** Task material **
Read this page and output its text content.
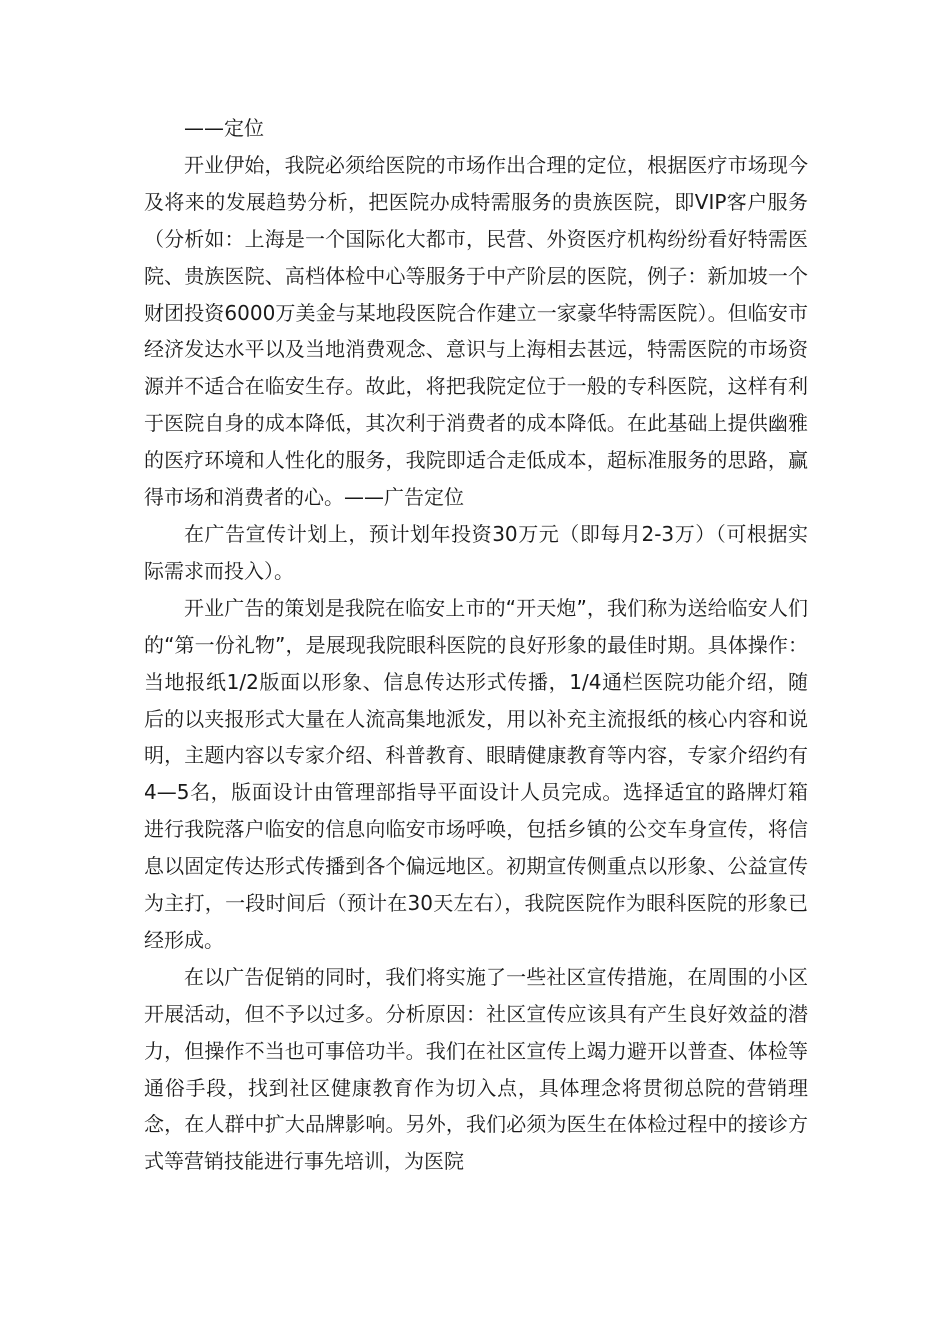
——定位

开业伊始，我院必须给医院的市场作出合理的定位，根据医疗市场现今及将来的发展趋势分析，把医院办成特需服务的贵族医院，即VIP客户服务（分析如：上海是一个国际化大都市，民营、外资医疗机构纷纷看好特需医院、贵族医院、高档体检中心等服务于中产阶层的医院，例子：新加坡一个财团投资6000万美金与某地段医院合作建立一家豪华特需医院）。但临安市经济发达水平以及当地消费观念、意识与上海相去甚远，特需医院的市场资源并不适合在临安生存。故此，将把我院定位于一般的专科医院，这样有利于医院自身的成本降低，其次利于消费者的成本降低。在此基础上提供幽雅的医疗环境和人性化的服务，我院即适合走低成本，超标准服务的思路，赢得市场和消费者的心。——广告定位

在广告宣传计划上，预计划年投资30万元（即每月2-3万）（可根据实际需求而投入）。

开业广告的策划是我院在临安上市的“开天炮”，我们称为送给临安人们的“第一份礼物”，是展现我院眼科医院的良好形象的最佳时期。具体操作：当地报纸1/2版面以形象、信息传达形式传播，1/4通栏医院功能介绍，随后的以夹报形式大量在人流高集地派发，用以补充主流报纸的核心内容和说明，主题内容以专家介绍、科普教育、眼睛健康教育等内容，专家介绍约有4—5名，版面设计由管理部指导平面设计人员完成。选择适宜的路牌灯箱进行我院落户临安的信息向临安市场呼唤，包括乡镇的公交车身宣传，将信息以固定传达形式传播到各个偏远地区。初期宣传侧重点以形象、公益宣传为主打，一段时间后（预计在30天左右），我院医院作为眼科医院的形象已经形成。

在以广告促销的同时，我们将实施了一些社区宣传措施，在周围的小区开展活动，但不予以过多。分析原因：社区宣传应该具有产生良好效益的潜力，但操作不当也可事倍功半。我们在社区宣传上竭力避开以普查、体检等通俗手段，找到社区健康教育作为切入点，具体理念将贯彻总院的营销理念，在人群中扩大品牌影响。另外，我们必须为医生在体检过程中的接诊方式等营销技能进行事先培训，为医院
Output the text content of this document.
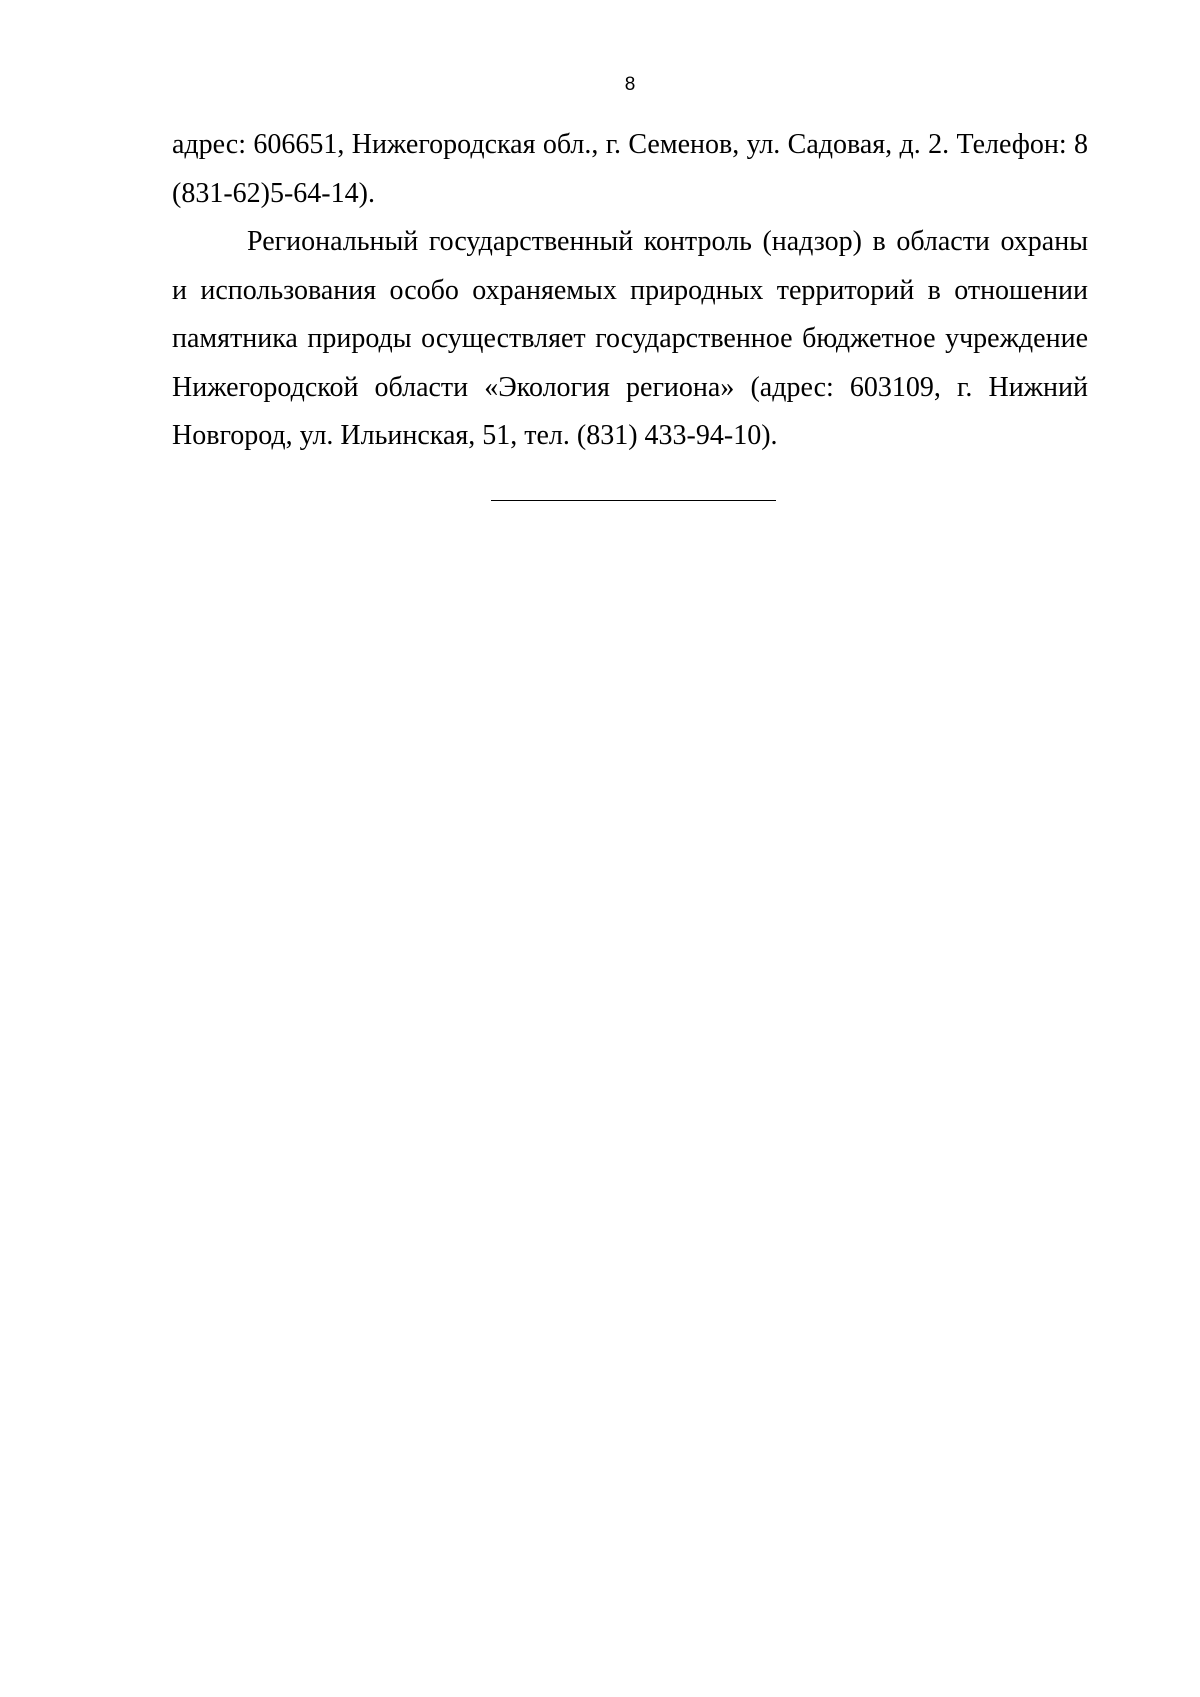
8

адрес: 606651, Нижегородская обл., г. Семенов, ул. Садовая, д. 2. Телефон: 8 (831-62)5-64-14).

Региональный государственный контроль (надзор) в области охраны и использования особо охраняемых природных территорий в отношении памятника природы осуществляет государственное бюджетное учреждение Нижегородской области «Экология региона» (адрес: 603109, г. Нижний Новгород, ул. Ильинская, 51, тел. (831) 433-94-10).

** Requirement **
Using the material above, retype each entry exactly and omit the pictures.

** Answer to this problem **
Read this page and output its text content.
——定位

开业伊始，我院必须给医院的市场作出合理的定位，根据医疗市场现今及将来的发展趋势分析，把医院办成特需服务的贵族医院，即VIP客户服务（分析如：上海是一个国际化大都市，民营、外资医疗机构纷纷看好特需医院、贵族医院、高档体检中心等服务于中产阶层的医院，例子：新加坡一个财团投资6000万美金与某地段医院合作建立一家豪华特需医院）。但临安市经济发达水平以及当地消费观念、意识与上海相去甚远，特需医院的市场资源并不适合在临安生存。故此，将把我院定位于一般的专科医院，这样有利于医院自身的成本降低，其次利于消费者的成本降低。在此基础上提供幽雅的医疗环境和人性化的服务，我院即适合走低成本，超标准服务的思路，赢得市场和消费者的心。——广告定位

在广告宣传计划上，预计划年投资30万元（即每月2-3万）（可根据实际需求而投入）。

开业广告的策划是我院在临安上市的“开天炮”，我们称为送给临安人们的“第一份礼物”，是展现我院眼科医院的良好形象的最佳时期。具体操作：当地报纸1/2版面以形象、信息传达形式传播，1/4通栏医院功能介绍，随后的以夹报形式大量在人流高集地派发，用以补充主流报纸的核心内容和说明，主题内容以专家介绍、科普教育、眼睛健康教育等内容，专家介绍约有4—5名，版面设计由管理部指导平面设计人员完成。选择适宜的路牌灯箱进行我院落户临安的信息向临安市场呼唤，包括乡镇的公交车身宣传，将信息以固定传达形式传播到各个偏远地区。初期宣传侧重点以形象、公益宣传为主打，一段时间后（预计在30天左右），我院医院作为眼科医院的形象已经形成。

在以广告促销的同时，我们将实施了一些社区宣传措施，在周围的小区开展活动，但不予以过多。分析原因：社区宣传应该具有产生良好效益的潜力，但操作不当也可事倍功半。我们在社区宣传上竭力避开以普查、体检等通俗手段，找到社区健康教育作为切入点，具体理念将贯彻总院的营销理念，在人群中扩大品牌影响。另外，我们必须为医生在体检过程中的接诊方式等营销技能进行事先培训，为医院
Output the text content of this document.
8

адрес: 606651, Нижегородская обл., г. Семенов, ул. Садовая, д. 2. Телефон: 8 (831-62)5-64-14).

Региональный государственный контроль (надзор) в области охраны и использования особо охраняемых природных территорий в отношении памятника природы осуществляет государственное бюджетное учреждение Нижегородской области «Экология региона» (адрес: 603109, г. Нижний Новгород, ул. Ильинская, 51, тел. (831) 433-94-10).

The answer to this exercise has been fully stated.